▸ **EXERCISE DATA**:
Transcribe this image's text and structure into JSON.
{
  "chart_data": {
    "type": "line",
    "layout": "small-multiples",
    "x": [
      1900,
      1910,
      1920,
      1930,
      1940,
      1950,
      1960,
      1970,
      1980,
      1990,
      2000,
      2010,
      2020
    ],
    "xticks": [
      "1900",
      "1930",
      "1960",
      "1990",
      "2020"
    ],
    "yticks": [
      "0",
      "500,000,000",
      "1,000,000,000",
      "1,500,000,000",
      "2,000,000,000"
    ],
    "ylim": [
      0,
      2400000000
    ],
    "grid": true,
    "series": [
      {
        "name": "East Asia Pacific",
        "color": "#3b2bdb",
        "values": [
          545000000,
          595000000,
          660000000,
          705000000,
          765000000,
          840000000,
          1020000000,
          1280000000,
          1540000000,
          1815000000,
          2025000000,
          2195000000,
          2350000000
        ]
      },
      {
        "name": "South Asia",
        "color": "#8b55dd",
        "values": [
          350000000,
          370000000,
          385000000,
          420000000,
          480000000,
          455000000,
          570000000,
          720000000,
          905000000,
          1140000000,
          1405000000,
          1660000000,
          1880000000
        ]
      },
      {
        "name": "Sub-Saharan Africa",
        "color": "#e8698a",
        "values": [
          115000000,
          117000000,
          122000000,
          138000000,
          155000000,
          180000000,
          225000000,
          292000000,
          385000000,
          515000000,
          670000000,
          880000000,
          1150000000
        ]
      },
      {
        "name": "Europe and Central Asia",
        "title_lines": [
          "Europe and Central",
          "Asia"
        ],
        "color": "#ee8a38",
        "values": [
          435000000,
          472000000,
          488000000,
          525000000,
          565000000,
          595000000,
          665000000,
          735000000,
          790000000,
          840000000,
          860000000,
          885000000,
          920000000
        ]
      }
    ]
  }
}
==
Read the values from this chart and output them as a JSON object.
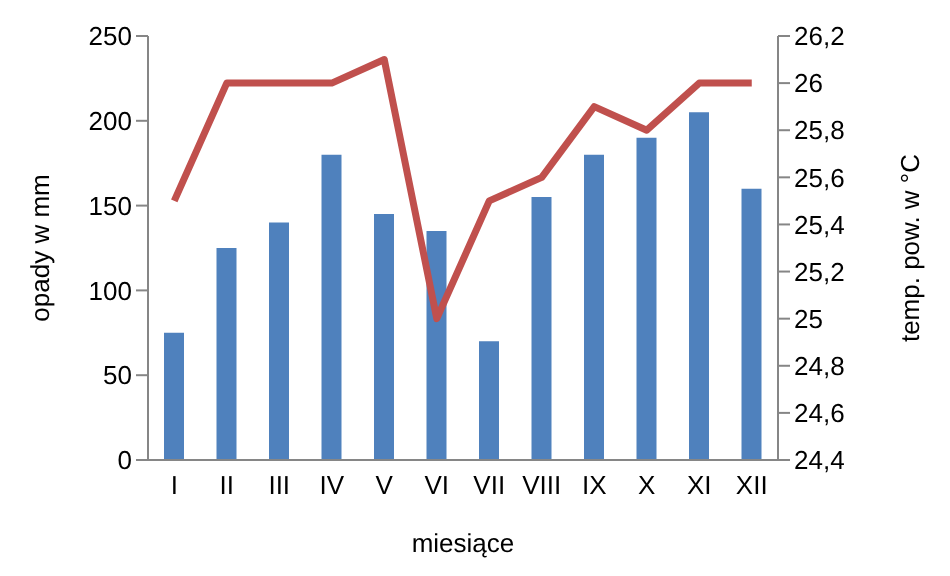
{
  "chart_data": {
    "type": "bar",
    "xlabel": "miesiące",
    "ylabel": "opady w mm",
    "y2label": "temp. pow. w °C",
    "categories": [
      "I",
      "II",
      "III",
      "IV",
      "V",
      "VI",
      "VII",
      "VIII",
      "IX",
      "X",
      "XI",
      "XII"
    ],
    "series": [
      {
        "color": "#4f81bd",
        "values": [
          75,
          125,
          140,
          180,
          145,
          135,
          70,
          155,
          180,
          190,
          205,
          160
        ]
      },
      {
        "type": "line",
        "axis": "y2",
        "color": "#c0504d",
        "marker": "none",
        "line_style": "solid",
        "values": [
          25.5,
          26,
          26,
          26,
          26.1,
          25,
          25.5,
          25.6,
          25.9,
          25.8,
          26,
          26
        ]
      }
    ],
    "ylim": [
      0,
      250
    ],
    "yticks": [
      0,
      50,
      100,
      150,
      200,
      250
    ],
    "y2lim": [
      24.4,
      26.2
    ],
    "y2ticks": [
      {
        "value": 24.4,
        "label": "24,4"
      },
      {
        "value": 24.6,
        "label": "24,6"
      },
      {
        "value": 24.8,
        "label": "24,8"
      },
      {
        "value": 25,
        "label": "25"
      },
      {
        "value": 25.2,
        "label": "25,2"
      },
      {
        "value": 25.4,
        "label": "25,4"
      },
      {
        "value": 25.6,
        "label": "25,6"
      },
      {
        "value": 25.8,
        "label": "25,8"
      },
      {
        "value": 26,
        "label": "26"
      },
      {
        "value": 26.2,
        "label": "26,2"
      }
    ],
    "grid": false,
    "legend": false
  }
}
...
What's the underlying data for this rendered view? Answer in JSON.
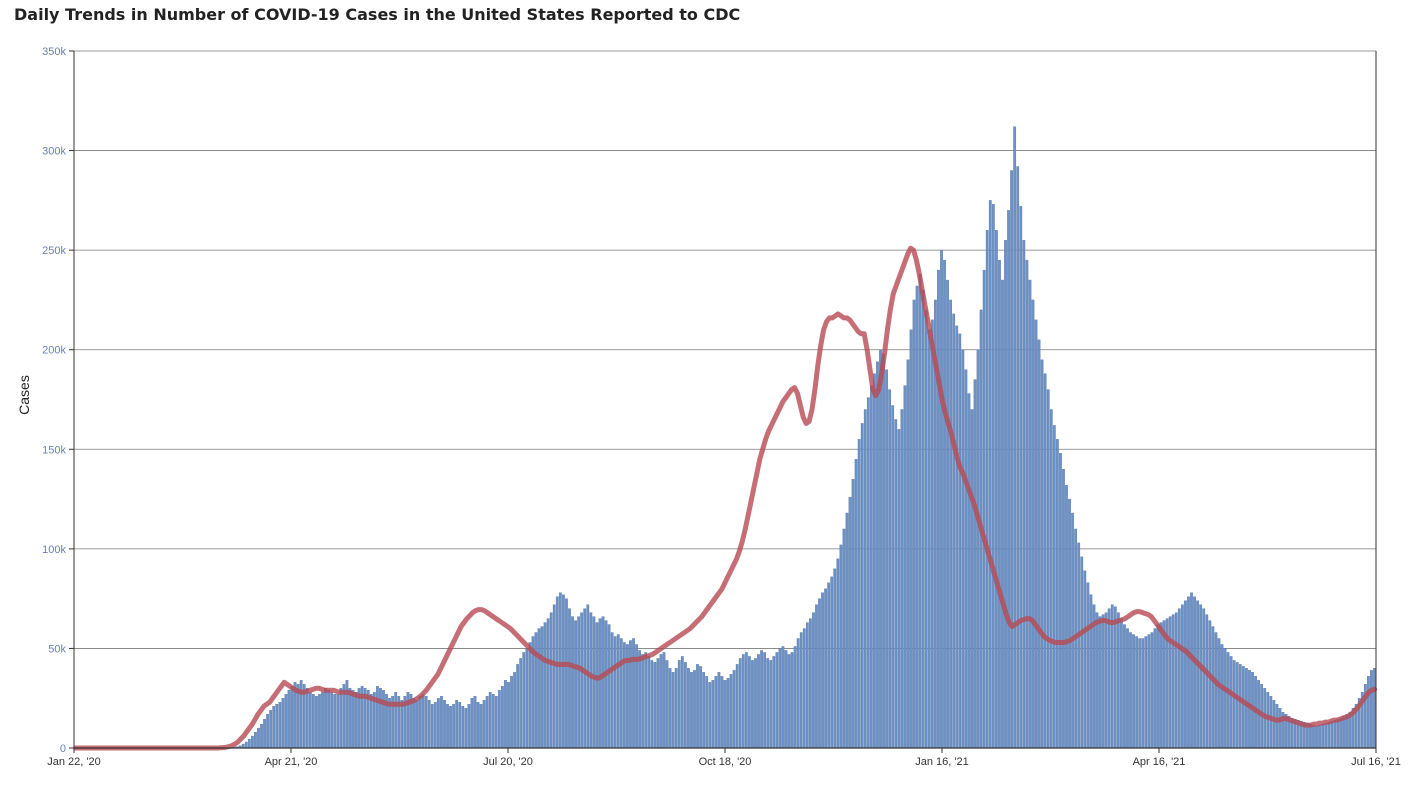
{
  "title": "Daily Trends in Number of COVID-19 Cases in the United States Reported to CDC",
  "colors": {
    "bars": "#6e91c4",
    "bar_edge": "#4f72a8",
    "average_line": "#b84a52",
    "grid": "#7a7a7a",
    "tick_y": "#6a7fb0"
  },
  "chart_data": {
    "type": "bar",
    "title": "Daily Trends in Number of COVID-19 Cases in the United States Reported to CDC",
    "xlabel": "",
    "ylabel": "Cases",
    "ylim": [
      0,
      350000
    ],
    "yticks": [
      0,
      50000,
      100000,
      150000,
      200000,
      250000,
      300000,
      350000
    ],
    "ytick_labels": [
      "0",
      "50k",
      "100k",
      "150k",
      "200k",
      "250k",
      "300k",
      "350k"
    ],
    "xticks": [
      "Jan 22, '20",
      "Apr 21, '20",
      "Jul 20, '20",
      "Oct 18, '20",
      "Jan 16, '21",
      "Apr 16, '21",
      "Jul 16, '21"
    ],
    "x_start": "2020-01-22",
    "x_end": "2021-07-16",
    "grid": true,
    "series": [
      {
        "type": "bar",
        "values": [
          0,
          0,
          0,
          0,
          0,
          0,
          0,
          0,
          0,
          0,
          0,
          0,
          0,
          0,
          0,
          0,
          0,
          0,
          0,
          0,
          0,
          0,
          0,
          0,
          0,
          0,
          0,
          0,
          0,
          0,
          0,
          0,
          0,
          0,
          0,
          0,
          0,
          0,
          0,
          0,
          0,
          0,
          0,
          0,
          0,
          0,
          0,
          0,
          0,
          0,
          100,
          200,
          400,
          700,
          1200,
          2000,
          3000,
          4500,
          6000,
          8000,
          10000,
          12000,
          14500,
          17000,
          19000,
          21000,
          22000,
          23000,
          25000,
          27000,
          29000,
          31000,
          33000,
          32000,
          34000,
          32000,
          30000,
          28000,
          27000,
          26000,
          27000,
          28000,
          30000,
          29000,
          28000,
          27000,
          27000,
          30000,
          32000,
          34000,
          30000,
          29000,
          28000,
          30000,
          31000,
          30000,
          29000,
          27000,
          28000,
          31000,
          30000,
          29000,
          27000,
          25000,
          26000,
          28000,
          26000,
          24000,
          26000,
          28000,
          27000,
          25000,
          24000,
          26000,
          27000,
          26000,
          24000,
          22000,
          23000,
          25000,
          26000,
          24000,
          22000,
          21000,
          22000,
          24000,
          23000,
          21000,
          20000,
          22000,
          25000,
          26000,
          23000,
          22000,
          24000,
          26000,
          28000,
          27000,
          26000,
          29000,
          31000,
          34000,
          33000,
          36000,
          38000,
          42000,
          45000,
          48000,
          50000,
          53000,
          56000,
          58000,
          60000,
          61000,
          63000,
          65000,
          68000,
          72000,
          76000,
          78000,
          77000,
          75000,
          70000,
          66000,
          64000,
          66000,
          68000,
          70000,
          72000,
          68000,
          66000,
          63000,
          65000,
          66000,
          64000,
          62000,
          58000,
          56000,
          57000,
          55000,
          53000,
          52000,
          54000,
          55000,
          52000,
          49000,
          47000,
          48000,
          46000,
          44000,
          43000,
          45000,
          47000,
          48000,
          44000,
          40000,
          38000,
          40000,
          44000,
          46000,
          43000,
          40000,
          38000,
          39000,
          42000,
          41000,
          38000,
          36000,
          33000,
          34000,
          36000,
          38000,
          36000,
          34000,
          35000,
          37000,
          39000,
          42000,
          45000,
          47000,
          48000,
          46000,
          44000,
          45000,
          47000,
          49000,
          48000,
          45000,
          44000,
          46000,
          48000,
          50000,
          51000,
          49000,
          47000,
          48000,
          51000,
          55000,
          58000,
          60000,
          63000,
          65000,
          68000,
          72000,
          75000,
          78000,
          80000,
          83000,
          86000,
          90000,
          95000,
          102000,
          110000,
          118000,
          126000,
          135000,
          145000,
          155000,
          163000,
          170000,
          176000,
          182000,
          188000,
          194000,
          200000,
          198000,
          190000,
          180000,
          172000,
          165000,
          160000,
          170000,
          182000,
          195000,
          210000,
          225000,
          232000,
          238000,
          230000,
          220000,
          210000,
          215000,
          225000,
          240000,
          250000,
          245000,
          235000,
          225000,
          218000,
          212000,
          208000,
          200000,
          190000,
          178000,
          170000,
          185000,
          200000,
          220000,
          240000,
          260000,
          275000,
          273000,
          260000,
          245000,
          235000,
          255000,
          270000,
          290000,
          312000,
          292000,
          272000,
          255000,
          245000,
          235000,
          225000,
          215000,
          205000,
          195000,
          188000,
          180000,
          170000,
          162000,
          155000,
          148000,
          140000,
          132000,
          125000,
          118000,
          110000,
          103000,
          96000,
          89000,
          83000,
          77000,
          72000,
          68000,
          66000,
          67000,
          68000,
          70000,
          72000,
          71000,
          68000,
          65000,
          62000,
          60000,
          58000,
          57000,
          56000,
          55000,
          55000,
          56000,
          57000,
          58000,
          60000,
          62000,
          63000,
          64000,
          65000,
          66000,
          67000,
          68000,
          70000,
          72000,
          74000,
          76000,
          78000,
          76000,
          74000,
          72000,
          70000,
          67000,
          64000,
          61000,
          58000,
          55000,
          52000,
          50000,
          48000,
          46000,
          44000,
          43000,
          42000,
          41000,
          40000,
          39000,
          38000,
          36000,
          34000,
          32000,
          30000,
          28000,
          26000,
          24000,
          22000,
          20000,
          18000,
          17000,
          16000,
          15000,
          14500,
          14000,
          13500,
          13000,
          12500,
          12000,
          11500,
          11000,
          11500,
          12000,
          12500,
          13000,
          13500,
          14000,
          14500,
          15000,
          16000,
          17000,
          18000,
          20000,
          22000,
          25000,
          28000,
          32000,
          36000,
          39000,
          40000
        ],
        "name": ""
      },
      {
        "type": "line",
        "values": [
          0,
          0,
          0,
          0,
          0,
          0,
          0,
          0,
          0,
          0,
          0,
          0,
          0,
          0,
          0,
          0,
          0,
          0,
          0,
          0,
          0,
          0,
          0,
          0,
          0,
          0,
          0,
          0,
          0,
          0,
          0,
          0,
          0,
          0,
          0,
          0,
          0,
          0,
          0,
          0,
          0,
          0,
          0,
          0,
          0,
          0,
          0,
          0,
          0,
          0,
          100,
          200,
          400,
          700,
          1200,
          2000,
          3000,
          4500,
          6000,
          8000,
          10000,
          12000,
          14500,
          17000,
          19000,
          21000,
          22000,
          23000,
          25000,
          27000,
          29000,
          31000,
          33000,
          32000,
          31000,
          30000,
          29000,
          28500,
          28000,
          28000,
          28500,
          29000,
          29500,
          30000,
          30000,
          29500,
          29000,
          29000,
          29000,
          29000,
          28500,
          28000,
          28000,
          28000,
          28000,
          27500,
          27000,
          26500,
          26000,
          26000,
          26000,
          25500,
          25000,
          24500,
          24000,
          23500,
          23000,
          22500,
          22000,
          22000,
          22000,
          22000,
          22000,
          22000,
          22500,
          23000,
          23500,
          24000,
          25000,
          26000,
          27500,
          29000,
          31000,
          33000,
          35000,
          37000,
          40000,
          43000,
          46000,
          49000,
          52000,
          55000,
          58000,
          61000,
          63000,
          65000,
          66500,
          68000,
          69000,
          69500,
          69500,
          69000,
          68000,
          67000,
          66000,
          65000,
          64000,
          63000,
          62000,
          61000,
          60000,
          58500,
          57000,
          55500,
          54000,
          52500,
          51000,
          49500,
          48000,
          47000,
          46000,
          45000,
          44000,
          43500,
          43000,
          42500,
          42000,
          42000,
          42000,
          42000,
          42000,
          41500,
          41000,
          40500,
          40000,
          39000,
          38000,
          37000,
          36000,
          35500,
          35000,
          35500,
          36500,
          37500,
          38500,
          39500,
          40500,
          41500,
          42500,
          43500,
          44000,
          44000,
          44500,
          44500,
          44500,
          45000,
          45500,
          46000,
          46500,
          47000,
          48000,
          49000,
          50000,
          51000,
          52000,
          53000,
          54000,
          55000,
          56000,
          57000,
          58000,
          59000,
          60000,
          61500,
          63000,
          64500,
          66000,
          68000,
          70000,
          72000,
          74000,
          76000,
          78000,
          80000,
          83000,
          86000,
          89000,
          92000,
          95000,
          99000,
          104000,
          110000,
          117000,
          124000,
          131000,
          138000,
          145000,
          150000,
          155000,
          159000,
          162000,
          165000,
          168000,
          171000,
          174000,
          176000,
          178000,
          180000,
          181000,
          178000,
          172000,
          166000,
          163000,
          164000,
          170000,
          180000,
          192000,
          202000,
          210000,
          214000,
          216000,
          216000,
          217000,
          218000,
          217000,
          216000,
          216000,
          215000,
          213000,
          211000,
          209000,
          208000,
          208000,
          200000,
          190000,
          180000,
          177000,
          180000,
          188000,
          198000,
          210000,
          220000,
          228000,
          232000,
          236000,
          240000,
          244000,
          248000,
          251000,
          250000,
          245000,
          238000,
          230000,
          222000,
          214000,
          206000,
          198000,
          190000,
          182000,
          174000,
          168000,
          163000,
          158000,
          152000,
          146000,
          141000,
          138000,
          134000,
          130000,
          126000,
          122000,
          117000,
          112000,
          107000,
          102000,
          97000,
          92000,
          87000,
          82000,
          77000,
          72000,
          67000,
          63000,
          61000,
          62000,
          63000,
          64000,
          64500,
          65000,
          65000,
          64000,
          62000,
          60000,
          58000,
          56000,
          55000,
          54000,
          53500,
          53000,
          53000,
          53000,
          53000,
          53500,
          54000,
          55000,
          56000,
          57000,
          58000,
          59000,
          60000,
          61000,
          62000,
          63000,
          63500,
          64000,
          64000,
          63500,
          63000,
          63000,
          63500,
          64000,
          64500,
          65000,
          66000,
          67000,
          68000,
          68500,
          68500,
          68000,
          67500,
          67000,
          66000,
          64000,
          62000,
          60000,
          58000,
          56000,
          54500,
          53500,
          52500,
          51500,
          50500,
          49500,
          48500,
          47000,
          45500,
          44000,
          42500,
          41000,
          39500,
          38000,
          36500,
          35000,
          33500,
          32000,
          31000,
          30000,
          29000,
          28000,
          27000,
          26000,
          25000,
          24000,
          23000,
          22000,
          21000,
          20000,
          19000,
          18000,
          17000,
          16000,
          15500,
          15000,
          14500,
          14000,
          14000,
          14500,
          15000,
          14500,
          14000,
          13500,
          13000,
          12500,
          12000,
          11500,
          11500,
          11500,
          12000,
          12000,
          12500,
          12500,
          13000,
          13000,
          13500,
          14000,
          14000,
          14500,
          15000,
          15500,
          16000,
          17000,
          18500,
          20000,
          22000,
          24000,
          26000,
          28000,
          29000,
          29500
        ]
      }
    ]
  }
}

▸ **GIVEN PROBLEM**:
Filter the entries above down to the lines containing the word "COVID".

▸ **FINAL ANSWER**:
  "title": "Daily Trends in Number of COVID-19 Cases in the United States Reported to CDC",
    "title": "Daily Trends in Number of COVID-19 Cases in the United States Reported to CDC",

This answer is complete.